(Items listed in a dataset)
■ ■ ■ ■

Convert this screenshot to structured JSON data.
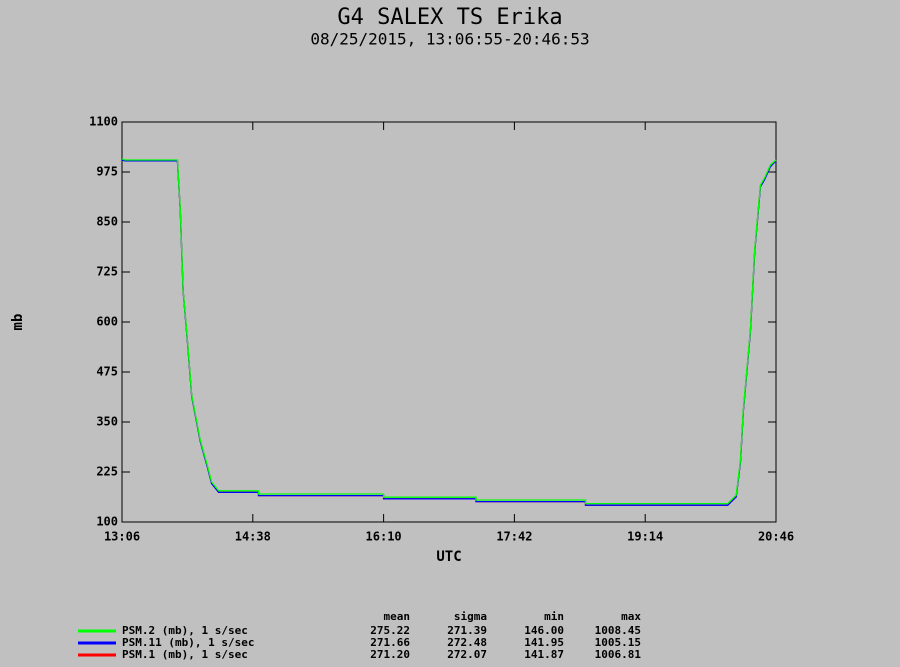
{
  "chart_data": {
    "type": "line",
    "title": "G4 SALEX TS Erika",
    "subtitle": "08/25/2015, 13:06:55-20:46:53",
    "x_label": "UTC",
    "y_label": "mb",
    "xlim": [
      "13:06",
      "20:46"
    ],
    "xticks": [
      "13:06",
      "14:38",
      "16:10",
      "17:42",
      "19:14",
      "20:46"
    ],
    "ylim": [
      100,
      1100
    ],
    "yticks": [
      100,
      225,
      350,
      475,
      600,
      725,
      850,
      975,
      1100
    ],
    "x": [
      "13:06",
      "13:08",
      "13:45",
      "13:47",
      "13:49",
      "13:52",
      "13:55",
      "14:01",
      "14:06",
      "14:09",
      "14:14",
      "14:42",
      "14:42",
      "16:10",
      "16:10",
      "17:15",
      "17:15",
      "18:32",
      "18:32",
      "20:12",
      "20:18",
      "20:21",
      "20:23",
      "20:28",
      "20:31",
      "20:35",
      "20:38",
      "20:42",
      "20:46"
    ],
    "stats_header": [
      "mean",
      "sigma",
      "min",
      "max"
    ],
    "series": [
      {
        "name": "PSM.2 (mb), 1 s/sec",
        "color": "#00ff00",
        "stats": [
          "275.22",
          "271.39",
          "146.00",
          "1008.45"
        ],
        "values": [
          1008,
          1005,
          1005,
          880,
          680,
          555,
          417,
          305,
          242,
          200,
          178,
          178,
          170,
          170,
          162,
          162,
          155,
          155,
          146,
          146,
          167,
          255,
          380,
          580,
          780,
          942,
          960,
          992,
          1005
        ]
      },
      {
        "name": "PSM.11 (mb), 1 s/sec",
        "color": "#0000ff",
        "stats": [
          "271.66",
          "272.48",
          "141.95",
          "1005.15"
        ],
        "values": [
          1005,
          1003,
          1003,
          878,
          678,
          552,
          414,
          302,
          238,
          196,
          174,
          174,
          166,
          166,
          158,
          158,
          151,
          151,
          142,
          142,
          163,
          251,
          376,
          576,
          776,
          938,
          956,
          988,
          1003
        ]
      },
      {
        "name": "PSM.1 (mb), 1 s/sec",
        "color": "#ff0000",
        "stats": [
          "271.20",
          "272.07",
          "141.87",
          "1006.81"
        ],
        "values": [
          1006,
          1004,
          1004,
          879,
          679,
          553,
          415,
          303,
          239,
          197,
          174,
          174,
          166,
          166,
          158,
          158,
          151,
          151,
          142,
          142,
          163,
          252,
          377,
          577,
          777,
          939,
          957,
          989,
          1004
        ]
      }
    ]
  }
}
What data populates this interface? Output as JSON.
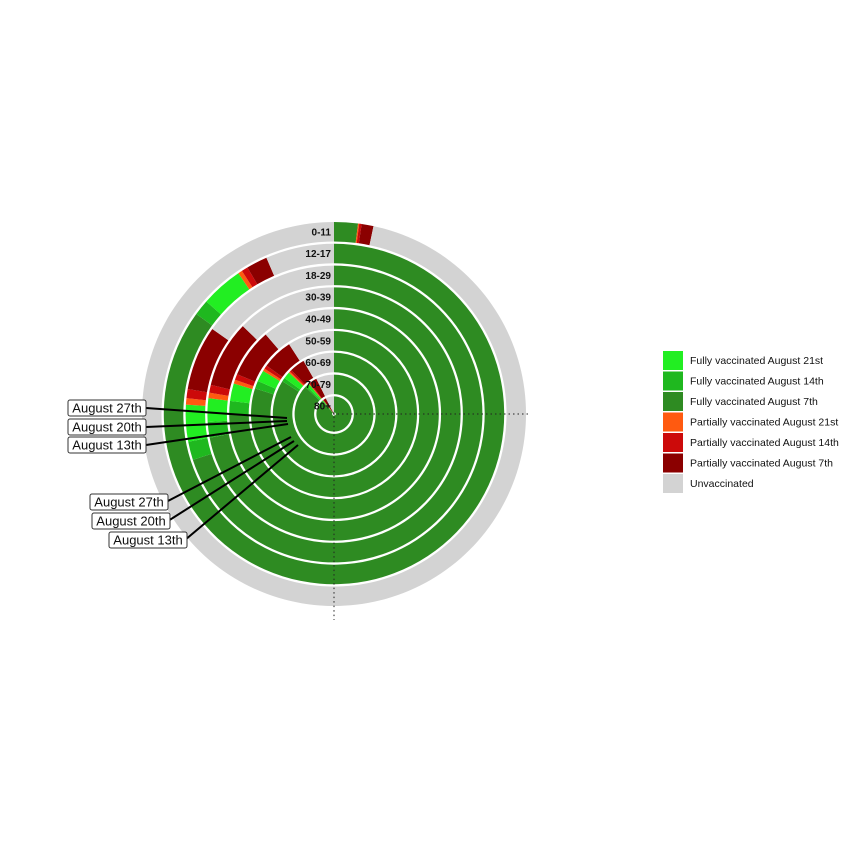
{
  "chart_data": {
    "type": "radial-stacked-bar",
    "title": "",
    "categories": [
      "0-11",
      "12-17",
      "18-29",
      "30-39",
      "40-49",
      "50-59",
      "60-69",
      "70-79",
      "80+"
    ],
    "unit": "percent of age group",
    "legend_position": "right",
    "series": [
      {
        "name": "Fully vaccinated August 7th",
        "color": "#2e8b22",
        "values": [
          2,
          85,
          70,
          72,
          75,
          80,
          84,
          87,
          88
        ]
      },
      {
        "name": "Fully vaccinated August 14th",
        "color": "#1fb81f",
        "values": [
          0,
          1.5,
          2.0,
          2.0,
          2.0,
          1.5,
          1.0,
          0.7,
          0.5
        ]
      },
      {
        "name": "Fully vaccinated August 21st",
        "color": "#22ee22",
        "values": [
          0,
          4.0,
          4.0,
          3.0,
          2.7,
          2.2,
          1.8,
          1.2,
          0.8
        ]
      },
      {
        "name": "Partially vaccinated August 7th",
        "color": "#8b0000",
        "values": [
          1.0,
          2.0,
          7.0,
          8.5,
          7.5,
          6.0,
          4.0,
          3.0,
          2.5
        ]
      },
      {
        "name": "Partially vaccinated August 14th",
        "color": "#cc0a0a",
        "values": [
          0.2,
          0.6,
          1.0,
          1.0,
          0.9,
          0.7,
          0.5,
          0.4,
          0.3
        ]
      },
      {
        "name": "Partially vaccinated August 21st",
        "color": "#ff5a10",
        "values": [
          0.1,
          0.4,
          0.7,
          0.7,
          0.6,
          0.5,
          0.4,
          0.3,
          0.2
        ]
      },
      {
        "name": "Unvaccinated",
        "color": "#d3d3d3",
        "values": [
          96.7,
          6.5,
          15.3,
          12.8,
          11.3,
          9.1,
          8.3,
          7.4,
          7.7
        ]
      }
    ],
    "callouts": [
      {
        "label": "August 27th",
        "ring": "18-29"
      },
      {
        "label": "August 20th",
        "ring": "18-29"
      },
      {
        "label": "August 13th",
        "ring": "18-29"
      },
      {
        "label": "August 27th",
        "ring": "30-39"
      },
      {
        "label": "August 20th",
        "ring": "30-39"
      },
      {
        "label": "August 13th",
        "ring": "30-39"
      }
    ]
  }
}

■ ■ ■ ■

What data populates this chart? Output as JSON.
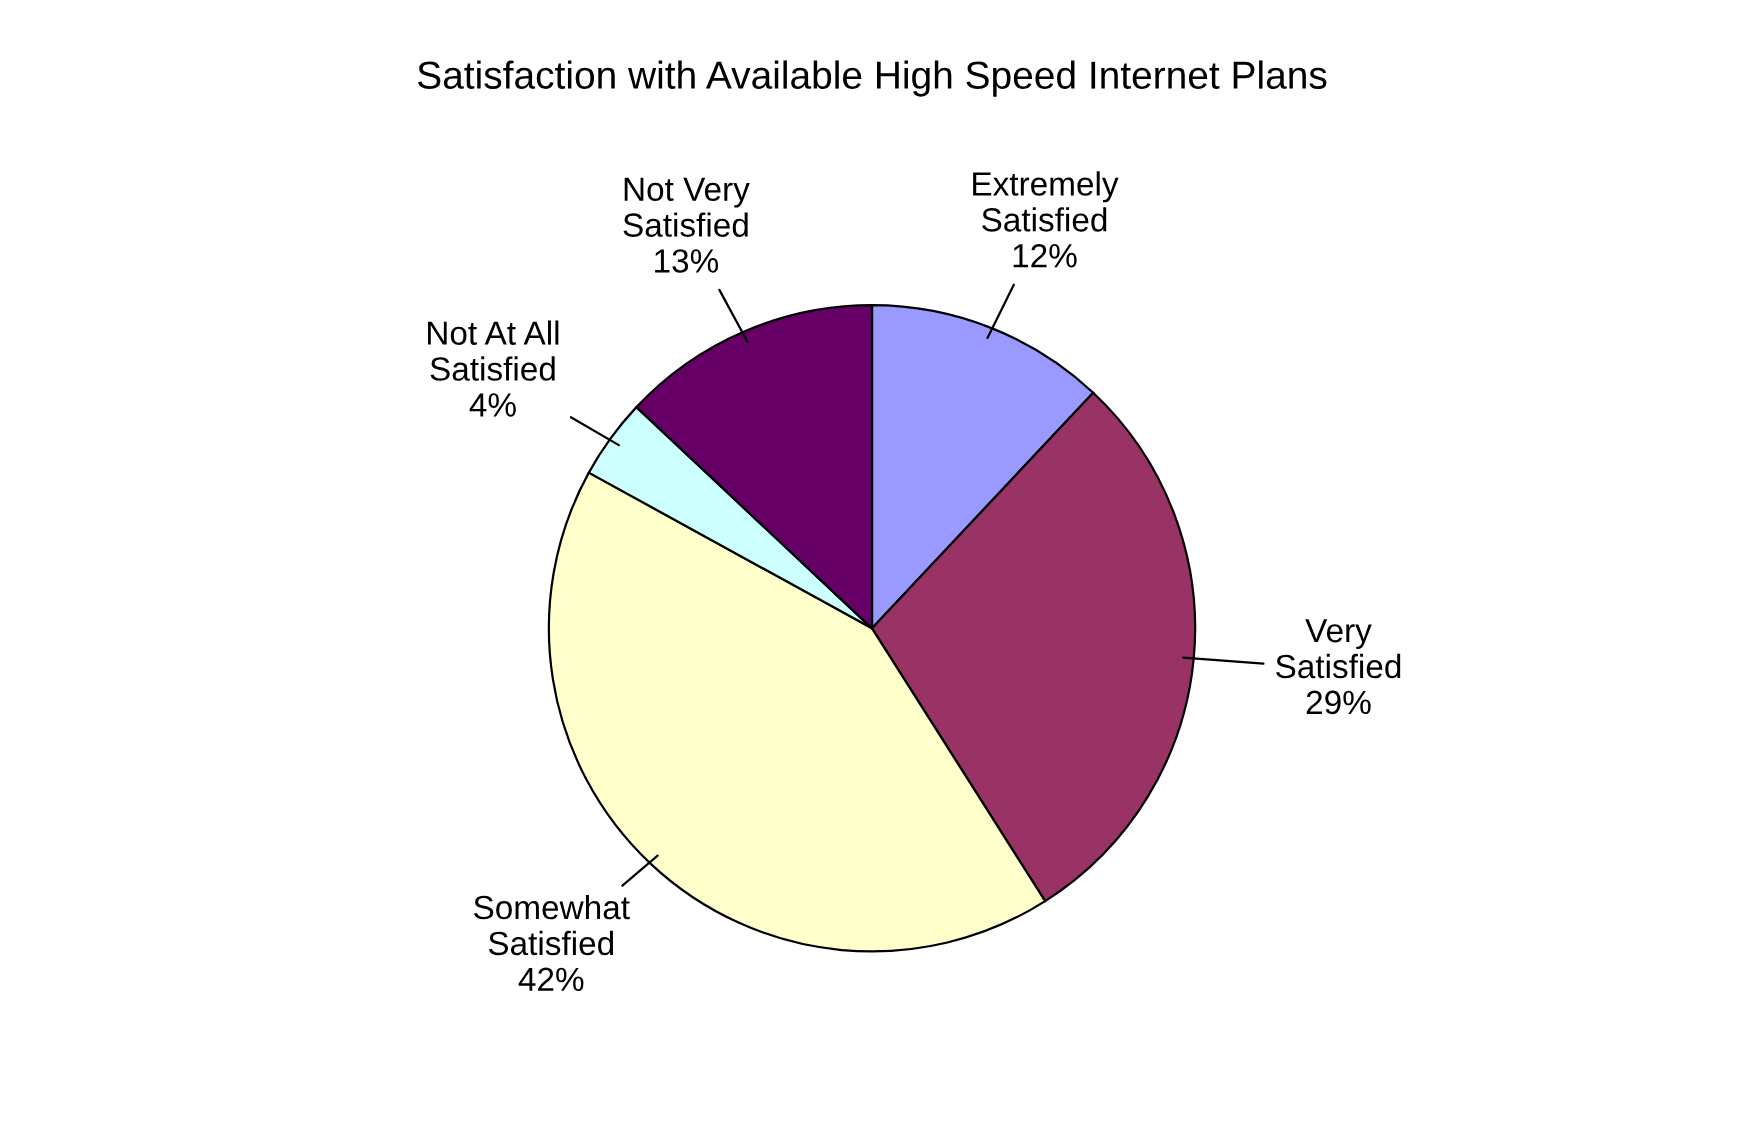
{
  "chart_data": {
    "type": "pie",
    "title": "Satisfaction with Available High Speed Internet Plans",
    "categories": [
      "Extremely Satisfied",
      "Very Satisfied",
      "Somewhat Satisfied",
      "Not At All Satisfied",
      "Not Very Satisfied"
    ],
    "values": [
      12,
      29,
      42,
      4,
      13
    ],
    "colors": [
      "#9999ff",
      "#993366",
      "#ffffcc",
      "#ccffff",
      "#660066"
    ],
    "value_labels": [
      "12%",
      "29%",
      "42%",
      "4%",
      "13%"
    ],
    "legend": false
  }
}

■ ■ ■ ■

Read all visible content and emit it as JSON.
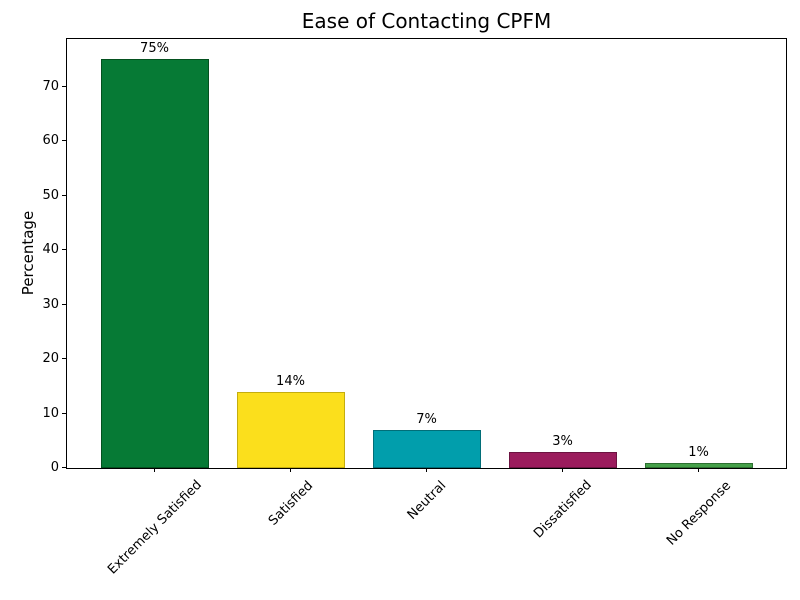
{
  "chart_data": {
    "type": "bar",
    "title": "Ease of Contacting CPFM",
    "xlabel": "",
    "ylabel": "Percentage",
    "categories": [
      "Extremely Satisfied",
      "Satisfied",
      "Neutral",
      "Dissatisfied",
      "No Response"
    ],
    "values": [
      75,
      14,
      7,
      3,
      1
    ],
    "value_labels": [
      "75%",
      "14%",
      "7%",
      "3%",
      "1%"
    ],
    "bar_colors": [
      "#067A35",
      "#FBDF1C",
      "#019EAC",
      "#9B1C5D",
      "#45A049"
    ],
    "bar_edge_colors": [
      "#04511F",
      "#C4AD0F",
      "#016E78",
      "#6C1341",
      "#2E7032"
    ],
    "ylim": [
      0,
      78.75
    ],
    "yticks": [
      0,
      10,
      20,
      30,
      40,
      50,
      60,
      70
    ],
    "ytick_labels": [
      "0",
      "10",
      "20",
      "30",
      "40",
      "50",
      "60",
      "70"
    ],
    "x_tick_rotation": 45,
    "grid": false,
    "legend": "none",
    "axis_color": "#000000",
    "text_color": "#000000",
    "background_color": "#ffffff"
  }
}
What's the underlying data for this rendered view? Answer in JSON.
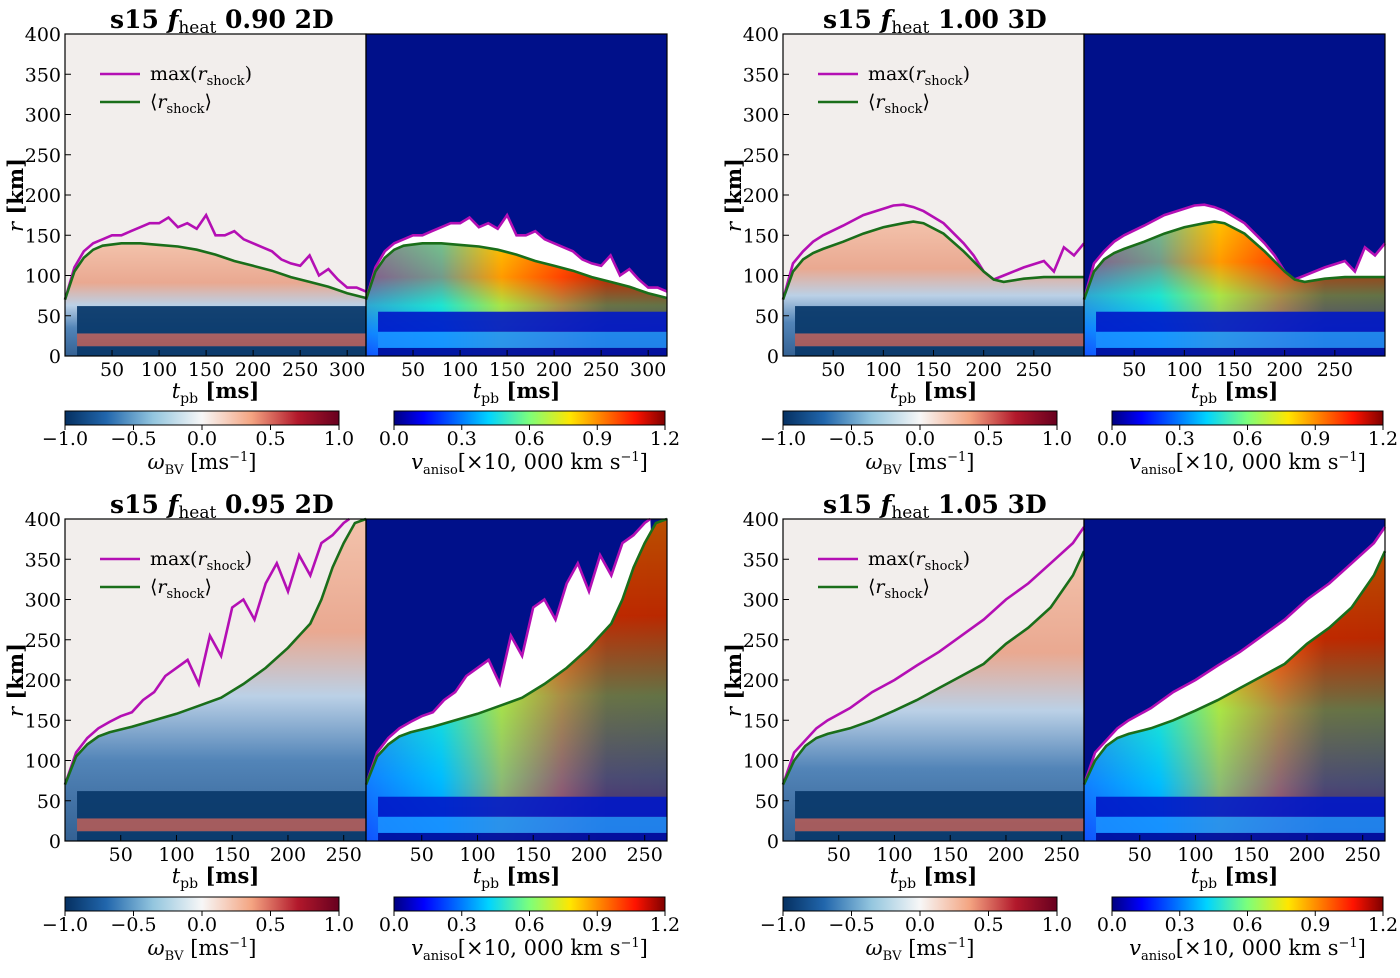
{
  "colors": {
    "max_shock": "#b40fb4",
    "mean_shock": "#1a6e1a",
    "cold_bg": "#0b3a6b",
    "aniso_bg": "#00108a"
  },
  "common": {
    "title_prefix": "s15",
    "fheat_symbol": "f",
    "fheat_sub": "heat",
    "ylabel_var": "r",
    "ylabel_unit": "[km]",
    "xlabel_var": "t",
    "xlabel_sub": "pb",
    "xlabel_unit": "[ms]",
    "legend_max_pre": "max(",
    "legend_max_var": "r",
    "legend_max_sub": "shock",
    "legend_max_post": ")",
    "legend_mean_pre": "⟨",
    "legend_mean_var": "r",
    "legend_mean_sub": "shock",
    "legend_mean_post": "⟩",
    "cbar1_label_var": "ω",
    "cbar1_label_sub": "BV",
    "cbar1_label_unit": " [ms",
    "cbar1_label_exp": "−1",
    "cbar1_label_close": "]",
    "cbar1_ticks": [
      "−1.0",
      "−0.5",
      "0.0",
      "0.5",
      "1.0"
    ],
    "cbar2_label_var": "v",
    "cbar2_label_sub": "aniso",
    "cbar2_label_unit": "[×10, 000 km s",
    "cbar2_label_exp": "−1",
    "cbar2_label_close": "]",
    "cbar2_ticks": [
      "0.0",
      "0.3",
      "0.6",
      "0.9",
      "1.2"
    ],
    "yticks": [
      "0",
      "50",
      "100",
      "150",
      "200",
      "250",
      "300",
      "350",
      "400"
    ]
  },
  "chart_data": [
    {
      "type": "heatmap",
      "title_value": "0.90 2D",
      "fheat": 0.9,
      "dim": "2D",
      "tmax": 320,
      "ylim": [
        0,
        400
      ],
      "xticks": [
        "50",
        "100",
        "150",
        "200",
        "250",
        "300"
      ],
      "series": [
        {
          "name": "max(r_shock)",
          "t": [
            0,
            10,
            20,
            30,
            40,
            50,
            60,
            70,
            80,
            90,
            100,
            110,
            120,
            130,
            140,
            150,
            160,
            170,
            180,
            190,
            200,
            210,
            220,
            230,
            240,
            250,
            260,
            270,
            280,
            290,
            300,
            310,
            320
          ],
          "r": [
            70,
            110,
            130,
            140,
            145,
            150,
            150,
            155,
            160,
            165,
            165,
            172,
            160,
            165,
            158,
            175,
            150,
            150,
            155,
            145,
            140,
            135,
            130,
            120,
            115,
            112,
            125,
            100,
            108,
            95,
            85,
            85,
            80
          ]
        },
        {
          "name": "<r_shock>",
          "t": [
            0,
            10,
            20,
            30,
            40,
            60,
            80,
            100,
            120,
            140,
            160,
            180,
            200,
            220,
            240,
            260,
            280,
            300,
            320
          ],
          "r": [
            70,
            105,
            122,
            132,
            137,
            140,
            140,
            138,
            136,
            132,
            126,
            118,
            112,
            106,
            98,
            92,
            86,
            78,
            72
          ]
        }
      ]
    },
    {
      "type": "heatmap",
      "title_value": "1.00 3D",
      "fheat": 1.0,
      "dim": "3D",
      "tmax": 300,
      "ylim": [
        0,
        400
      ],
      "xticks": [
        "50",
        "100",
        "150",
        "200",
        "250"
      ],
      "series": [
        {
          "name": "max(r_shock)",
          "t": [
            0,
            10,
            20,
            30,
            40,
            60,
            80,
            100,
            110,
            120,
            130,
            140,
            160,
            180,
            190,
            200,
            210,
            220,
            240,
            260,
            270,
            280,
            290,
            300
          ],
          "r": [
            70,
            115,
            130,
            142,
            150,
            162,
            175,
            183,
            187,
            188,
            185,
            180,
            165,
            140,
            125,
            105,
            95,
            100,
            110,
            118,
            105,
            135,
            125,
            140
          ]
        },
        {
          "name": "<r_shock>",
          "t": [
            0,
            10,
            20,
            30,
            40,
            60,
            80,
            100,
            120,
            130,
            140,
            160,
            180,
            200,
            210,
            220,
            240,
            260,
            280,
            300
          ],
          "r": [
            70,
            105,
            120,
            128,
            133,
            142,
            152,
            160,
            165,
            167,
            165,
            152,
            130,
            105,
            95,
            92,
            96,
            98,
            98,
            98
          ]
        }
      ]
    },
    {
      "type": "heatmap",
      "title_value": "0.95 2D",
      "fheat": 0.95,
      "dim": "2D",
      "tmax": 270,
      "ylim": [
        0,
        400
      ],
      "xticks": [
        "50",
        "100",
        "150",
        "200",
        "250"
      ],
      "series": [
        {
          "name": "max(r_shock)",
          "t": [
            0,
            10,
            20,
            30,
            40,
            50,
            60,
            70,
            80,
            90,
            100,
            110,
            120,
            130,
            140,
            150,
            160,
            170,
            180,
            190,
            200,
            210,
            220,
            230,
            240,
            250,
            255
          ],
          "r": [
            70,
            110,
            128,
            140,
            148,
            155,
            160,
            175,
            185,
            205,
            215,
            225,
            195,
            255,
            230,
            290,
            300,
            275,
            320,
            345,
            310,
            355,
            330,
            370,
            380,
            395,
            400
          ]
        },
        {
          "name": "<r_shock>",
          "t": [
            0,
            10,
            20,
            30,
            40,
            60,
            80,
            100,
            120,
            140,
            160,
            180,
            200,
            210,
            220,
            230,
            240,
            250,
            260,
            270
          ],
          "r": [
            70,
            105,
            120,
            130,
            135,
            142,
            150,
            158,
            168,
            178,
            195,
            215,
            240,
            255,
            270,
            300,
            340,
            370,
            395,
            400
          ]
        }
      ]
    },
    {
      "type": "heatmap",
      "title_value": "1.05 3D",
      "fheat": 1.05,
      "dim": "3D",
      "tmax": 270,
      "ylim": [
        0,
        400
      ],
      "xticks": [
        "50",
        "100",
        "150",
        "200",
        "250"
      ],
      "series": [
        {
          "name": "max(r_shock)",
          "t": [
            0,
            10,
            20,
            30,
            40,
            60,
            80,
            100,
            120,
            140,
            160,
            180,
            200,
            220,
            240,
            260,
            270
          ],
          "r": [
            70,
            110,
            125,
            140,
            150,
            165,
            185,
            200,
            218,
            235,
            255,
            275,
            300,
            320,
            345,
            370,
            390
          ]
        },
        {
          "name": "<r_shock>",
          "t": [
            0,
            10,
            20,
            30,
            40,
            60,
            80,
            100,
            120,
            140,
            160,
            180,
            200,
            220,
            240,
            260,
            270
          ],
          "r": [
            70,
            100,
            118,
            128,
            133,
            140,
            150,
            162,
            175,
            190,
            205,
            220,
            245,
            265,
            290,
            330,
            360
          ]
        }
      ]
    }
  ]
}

■ ■ ■ ■

• To be done: Pick every line with "this" in it and copy it.

• Final result:
Convert this screenshot to structured JSON data.
What data populates this interface? Output as JSON.
What data populates this chart? Output as JSON.
What's the underlying data for this rendered view? Answer in JSON.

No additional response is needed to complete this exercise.